◆ SET TASK ◆
Skip the pictures and quote all of the lines exactly.
- - - - -
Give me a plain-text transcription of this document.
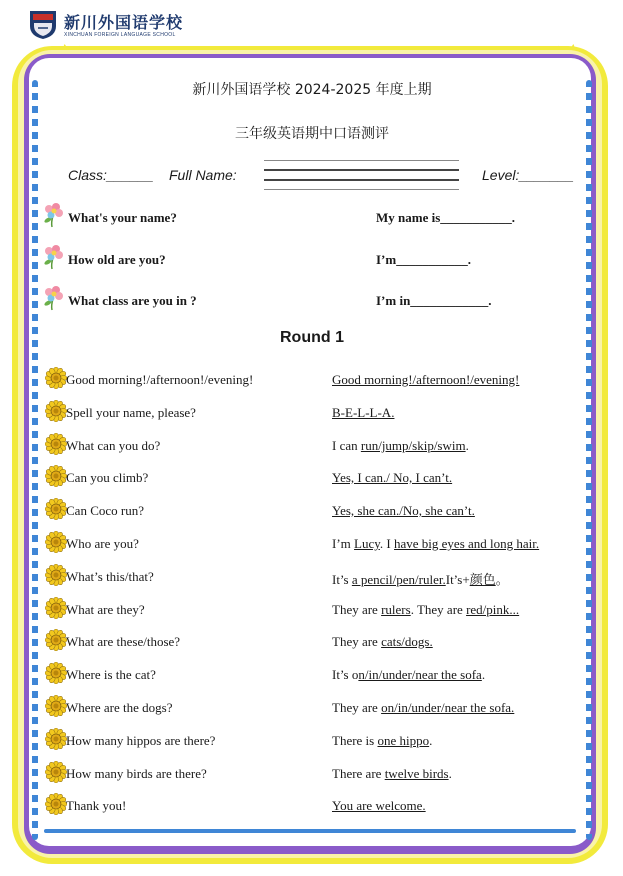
新川外国语学校
XINCHUAN FOREIGN LANGUAGE SCHOOL
新川外国语学校 2024-2025 年度上期
三年级英语期中口语测评
Class:______ Full Name:	Level:_______
What's your name?	My name is___________.
How old are you?	I’m___________.
What class are you in ?	I’m in____________.
Round 1
Good morning!/afternoon!/evening!	Good morning!/afternoon!/evening!
Spell your name, please?	B-E-L-L-A.
What can you do?	I can run/jump/skip/swim.
Can you climb?	Yes, I can./ No, I can’t.
Can Coco run?	Yes, she can./No, she can’t.
Who are you?	I’m Lucy. I have big eyes and long hair.
What’s this/that?	It’s a pencil/pen/ruler.It’s+颜色。
What are they?	They are rulers. They are red/pink...
What are these/those?	They are cats/dogs.
Where is the cat?	It’s on/in/under/near the sofa.
Where are the dogs?	They are on/in/under/near the sofa.
How many hippos are there?	There is one hippo.
How many birds are there?	There are twelve birds.
Thank you!	You are welcome.
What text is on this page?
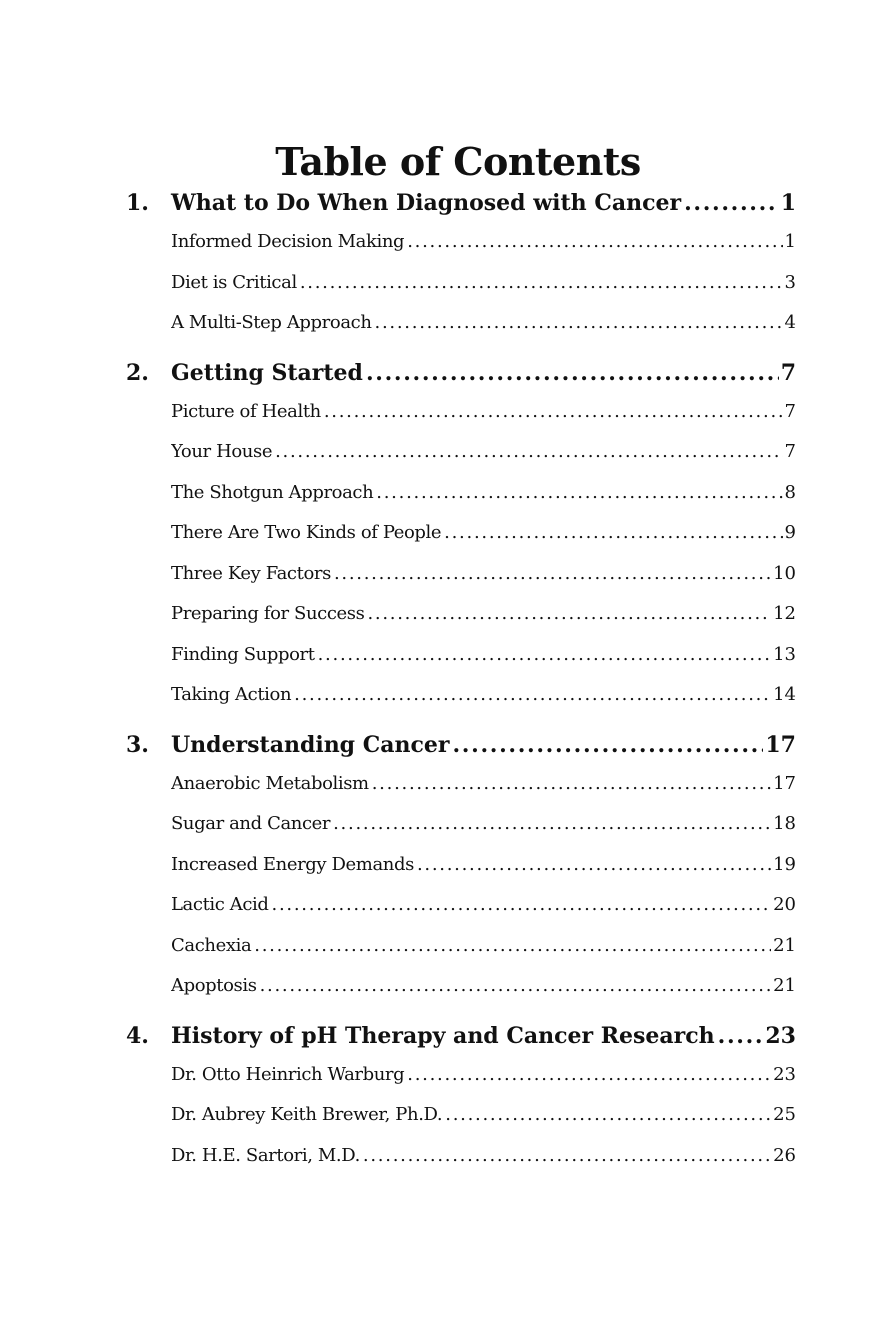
Table of Contents
1.	What to Do When Diagnosed with Cancer . . .	1
Informed Decision Making . . .	1
Diet is Critical . . .	3
A Multi-Step Approach . . .	4
2.	Getting Started . . .	7
Picture of Health . . .	7
Your House . . .	7
The Shotgun Approach . . .	8
There Are Two Kinds of People . . .	9
Three Key Factors . . .	10
Preparing for Success . . .	12
Finding Support . . .	13
Taking Action . . .	14
3.	Understanding Cancer . . .	17
Anaerobic Metabolism . . .	17
Sugar and Cancer . . .	18
Increased Energy Demands . . .	19
Lactic Acid . . .	20
Cachexia . . .	21
Apoptosis . . .	21
4.	History of pH Therapy and Cancer Research . . . 23
Dr. Otto Heinrich Warburg . . .	23
Dr. Aubrey Keith Brewer, Ph.D. . . .	25
Dr. H.E. Sartori, M.D. . . .	26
- - - - -
◆ FULL SOLUTION ◆
Give me a plain-text transcription of this document.
新川外国语学校
XINCHUAN FOREIGN LANGUAGE SCHOOL
新川外国语学校 2024-2025 年度上期
三年级英语期中口语测评
Class:______ Full Name:	Level:_______
What's your name?	My name is___________.
How old are you?	I’m___________.
What class are you in ?	I’m in____________.
Round 1
Good morning!/afternoon!/evening!	Good morning!/afternoon!/evening!
Spell your name, please?	B-E-L-L-A.
What can you do?	I can run/jump/skip/swim.
Can you climb?	Yes, I can./ No, I can’t.
Can Coco run?	Yes, she can./No, she can’t.
Who are you?	I’m Lucy. I have big eyes and long hair.
What’s this/that?	It’s a pencil/pen/ruler.It’s+颜色。
What are they?	They are rulers. They are red/pink...
What are these/those?	They are cats/dogs.
Where is the cat?	It’s on/in/under/near the sofa.
Where are the dogs?	They are on/in/under/near the sofa.
How many hippos are there?	There is one hippo.
How many birds are there?	There are twelve birds.
Thank you!	You are welcome.
What text is on this page?
Table of Contents
1.	What to Do When Diagnosed with Cancer . . .	1
Informed Decision Making . . .	1
Diet is Critical . . .	3
A Multi-Step Approach . . .	4
2.	Getting Started . . .	7
Picture of Health . . .	7
Your House . . .	7
The Shotgun Approach . . .	8
There Are Two Kinds of People . . .	9
Three Key Factors . . .	10
Preparing for Success . . .	12
Finding Support . . .	13
Taking Action . . .	14
3.	Understanding Cancer . . .	17
Anaerobic Metabolism . . .	17
Sugar and Cancer . . .	18
Increased Energy Demands . . .	19
Lactic Acid . . .	20
Cachexia . . .	21
Apoptosis . . .	21
4.	History of pH Therapy and Cancer Research . . . 23
Dr. Otto Heinrich Warburg . . .	23
Dr. Aubrey Keith Brewer, Ph.D. . . .	25
Dr. H.E. Sartori, M.D. . . .	26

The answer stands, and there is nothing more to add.